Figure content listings
● ● ● ●

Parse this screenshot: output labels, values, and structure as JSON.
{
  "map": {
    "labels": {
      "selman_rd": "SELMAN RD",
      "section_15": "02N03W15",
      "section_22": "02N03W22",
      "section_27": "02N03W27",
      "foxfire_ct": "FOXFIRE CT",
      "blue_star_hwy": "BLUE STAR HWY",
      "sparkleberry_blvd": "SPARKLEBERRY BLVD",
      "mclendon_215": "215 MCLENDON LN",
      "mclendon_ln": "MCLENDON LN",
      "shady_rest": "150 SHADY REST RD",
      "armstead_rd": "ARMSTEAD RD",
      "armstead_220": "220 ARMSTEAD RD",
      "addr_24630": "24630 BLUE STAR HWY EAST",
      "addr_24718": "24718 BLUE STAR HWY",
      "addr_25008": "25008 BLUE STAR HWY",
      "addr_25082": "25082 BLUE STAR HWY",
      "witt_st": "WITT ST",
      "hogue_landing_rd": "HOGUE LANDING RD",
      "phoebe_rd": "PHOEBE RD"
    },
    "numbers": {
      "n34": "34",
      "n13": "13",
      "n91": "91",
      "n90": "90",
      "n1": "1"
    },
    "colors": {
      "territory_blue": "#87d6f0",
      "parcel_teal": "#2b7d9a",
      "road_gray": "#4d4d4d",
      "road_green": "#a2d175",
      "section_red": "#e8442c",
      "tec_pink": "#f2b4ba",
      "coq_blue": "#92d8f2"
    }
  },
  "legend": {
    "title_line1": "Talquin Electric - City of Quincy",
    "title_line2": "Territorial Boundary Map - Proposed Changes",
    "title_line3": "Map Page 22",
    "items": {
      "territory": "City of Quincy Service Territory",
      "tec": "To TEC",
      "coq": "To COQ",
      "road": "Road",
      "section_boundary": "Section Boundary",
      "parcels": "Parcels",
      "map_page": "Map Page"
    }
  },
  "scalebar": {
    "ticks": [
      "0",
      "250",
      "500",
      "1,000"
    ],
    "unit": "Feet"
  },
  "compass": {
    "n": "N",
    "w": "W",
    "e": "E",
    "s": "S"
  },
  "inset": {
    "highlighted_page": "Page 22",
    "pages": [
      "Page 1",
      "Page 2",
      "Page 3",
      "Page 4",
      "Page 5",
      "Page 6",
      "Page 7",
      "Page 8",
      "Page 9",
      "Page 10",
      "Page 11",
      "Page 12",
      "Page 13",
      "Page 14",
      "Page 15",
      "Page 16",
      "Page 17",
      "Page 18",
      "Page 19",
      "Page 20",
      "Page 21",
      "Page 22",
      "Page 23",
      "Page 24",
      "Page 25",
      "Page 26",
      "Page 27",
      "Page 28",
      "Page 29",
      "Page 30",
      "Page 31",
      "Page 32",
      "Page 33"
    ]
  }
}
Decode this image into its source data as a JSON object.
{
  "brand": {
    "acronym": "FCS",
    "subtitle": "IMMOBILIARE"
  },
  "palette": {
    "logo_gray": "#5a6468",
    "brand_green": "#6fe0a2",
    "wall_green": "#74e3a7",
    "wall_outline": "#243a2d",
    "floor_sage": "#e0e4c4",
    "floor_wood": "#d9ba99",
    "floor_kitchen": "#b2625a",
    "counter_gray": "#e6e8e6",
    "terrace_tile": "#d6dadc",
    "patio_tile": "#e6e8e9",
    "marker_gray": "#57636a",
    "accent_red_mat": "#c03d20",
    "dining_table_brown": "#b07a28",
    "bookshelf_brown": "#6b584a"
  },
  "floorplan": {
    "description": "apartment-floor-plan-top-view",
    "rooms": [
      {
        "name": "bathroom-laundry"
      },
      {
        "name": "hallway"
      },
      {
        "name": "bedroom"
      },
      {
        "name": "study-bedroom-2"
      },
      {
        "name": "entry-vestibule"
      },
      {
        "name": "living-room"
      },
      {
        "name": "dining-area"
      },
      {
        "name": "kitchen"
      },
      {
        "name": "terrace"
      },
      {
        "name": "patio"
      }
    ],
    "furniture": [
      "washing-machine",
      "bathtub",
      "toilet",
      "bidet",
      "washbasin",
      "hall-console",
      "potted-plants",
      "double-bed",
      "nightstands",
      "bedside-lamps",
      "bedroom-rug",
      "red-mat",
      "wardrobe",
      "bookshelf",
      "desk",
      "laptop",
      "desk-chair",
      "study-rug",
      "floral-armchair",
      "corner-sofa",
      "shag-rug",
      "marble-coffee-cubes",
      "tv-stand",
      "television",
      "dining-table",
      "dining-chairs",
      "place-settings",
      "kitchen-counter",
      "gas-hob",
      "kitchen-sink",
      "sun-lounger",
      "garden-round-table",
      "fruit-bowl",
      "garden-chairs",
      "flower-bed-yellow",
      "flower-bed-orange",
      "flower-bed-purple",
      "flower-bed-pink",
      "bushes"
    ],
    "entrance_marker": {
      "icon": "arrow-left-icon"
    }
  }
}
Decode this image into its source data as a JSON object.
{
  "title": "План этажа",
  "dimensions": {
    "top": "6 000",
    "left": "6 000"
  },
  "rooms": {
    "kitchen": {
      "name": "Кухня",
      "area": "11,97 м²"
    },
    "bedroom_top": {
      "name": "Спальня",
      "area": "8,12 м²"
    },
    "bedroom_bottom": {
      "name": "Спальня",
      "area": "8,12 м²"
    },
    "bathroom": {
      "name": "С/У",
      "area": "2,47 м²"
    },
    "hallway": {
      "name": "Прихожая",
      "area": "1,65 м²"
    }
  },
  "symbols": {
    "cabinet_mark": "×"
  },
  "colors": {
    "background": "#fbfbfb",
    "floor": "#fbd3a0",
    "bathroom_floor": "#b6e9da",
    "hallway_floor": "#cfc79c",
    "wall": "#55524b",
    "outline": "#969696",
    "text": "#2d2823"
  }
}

● ● ● ●

*JOB:*
Reproduce the full listing exactly.

*RESULT BELOW:*
Parse this screenshot: output labels, values, and structure as JSON.
{
  "map": {
    "labels": {
      "selman_rd": "SELMAN RD",
      "section_15": "02N03W15",
      "section_22": "02N03W22",
      "section_27": "02N03W27",
      "foxfire_ct": "FOXFIRE CT",
      "blue_star_hwy": "BLUE STAR HWY",
      "sparkleberry_blvd": "SPARKLEBERRY BLVD",
      "mclendon_215": "215 MCLENDON LN",
      "mclendon_ln": "MCLENDON LN",
      "shady_rest": "150 SHADY REST RD",
      "armstead_rd": "ARMSTEAD RD",
      "armstead_220": "220 ARMSTEAD RD",
      "addr_24630": "24630 BLUE STAR HWY EAST",
      "addr_24718": "24718 BLUE STAR HWY",
      "addr_25008": "25008 BLUE STAR HWY",
      "addr_25082": "25082 BLUE STAR HWY",
      "witt_st": "WITT ST",
      "hogue_landing_rd": "HOGUE LANDING RD",
      "phoebe_rd": "PHOEBE RD"
    },
    "numbers": {
      "n34": "34",
      "n13": "13",
      "n91": "91",
      "n90": "90",
      "n1": "1"
    },
    "colors": {
      "territory_blue": "#87d6f0",
      "parcel_teal": "#2b7d9a",
      "road_gray": "#4d4d4d",
      "road_green": "#a2d175",
      "section_red": "#e8442c",
      "tec_pink": "#f2b4ba",
      "coq_blue": "#92d8f2"
    }
  },
  "legend": {
    "title_line1": "Talquin Electric - City of Quincy",
    "title_line2": "Territorial Boundary Map - Proposed Changes",
    "title_line3": "Map Page 22",
    "items": {
      "territory": "City of Quincy Service Territory",
      "tec": "To TEC",
      "coq": "To COQ",
      "road": "Road",
      "section_boundary": "Section Boundary",
      "parcels": "Parcels",
      "map_page": "Map Page"
    }
  },
  "scalebar": {
    "ticks": [
      "0",
      "250",
      "500",
      "1,000"
    ],
    "unit": "Feet"
  },
  "compass": {
    "n": "N",
    "w": "W",
    "e": "E",
    "s": "S"
  },
  "inset": {
    "highlighted_page": "Page 22",
    "pages": [
      "Page 1",
      "Page 2",
      "Page 3",
      "Page 4",
      "Page 5",
      "Page 6",
      "Page 7",
      "Page 8",
      "Page 9",
      "Page 10",
      "Page 11",
      "Page 12",
      "Page 13",
      "Page 14",
      "Page 15",
      "Page 16",
      "Page 17",
      "Page 18",
      "Page 19",
      "Page 20",
      "Page 21",
      "Page 22",
      "Page 23",
      "Page 24",
      "Page 25",
      "Page 26",
      "Page 27",
      "Page 28",
      "Page 29",
      "Page 30",
      "Page 31",
      "Page 32",
      "Page 33"
    ]
  }
}
Decode this image into its source data as a JSON object.
{
  "brand": {
    "acronym": "FCS",
    "subtitle": "IMMOBILIARE"
  },
  "palette": {
    "logo_gray": "#5a6468",
    "brand_green": "#6fe0a2",
    "wall_green": "#74e3a7",
    "wall_outline": "#243a2d",
    "floor_sage": "#e0e4c4",
    "floor_wood": "#d9ba99",
    "floor_kitchen": "#b2625a",
    "counter_gray": "#e6e8e6",
    "terrace_tile": "#d6dadc",
    "patio_tile": "#e6e8e9",
    "marker_gray": "#57636a",
    "accent_red_mat": "#c03d20",
    "dining_table_brown": "#b07a28",
    "bookshelf_brown": "#6b584a"
  },
  "floorplan": {
    "description": "apartment-floor-plan-top-view",
    "rooms": [
      {
        "name": "bathroom-laundry"
      },
      {
        "name": "hallway"
      },
      {
        "name": "bedroom"
      },
      {
        "name": "study-bedroom-2"
      },
      {
        "name": "entry-vestibule"
      },
      {
        "name": "living-room"
      },
      {
        "name": "dining-area"
      },
      {
        "name": "kitchen"
      },
      {
        "name": "terrace"
      },
      {
        "name": "patio"
      }
    ],
    "furniture": [
      "washing-machine",
      "bathtub",
      "toilet",
      "bidet",
      "washbasin",
      "hall-console",
      "potted-plants",
      "double-bed",
      "nightstands",
      "bedside-lamps",
      "bedroom-rug",
      "red-mat",
      "wardrobe",
      "bookshelf",
      "desk",
      "laptop",
      "desk-chair",
      "study-rug",
      "floral-armchair",
      "corner-sofa",
      "shag-rug",
      "marble-coffee-cubes",
      "tv-stand",
      "television",
      "dining-table",
      "dining-chairs",
      "place-settings",
      "kitchen-counter",
      "gas-hob",
      "kitchen-sink",
      "sun-lounger",
      "garden-round-table",
      "fruit-bowl",
      "garden-chairs",
      "flower-bed-yellow",
      "flower-bed-orange",
      "flower-bed-purple",
      "flower-bed-pink",
      "bushes"
    ],
    "entrance_marker": {
      "icon": "arrow-left-icon"
    }
  }
}
Decode this image into its source data as a JSON object.
{
  "title": "План этажа",
  "dimensions": {
    "top": "6 000",
    "left": "6 000"
  },
  "rooms": {
    "kitchen": {
      "name": "Кухня",
      "area": "11,97 м²"
    },
    "bedroom_top": {
      "name": "Спальня",
      "area": "8,12 м²"
    },
    "bedroom_bottom": {
      "name": "Спальня",
      "area": "8,12 м²"
    },
    "bathroom": {
      "name": "С/У",
      "area": "2,47 м²"
    },
    "hallway": {
      "name": "Прихожая",
      "area": "1,65 м²"
    }
  },
  "symbols": {
    "cabinet_mark": "×"
  },
  "colors": {
    "background": "#fbfbfb",
    "floor": "#fbd3a0",
    "bathroom_floor": "#b6e9da",
    "hallway_floor": "#cfc79c",
    "wall": "#55524b",
    "outline": "#969696",
    "text": "#2d2823"
  }
}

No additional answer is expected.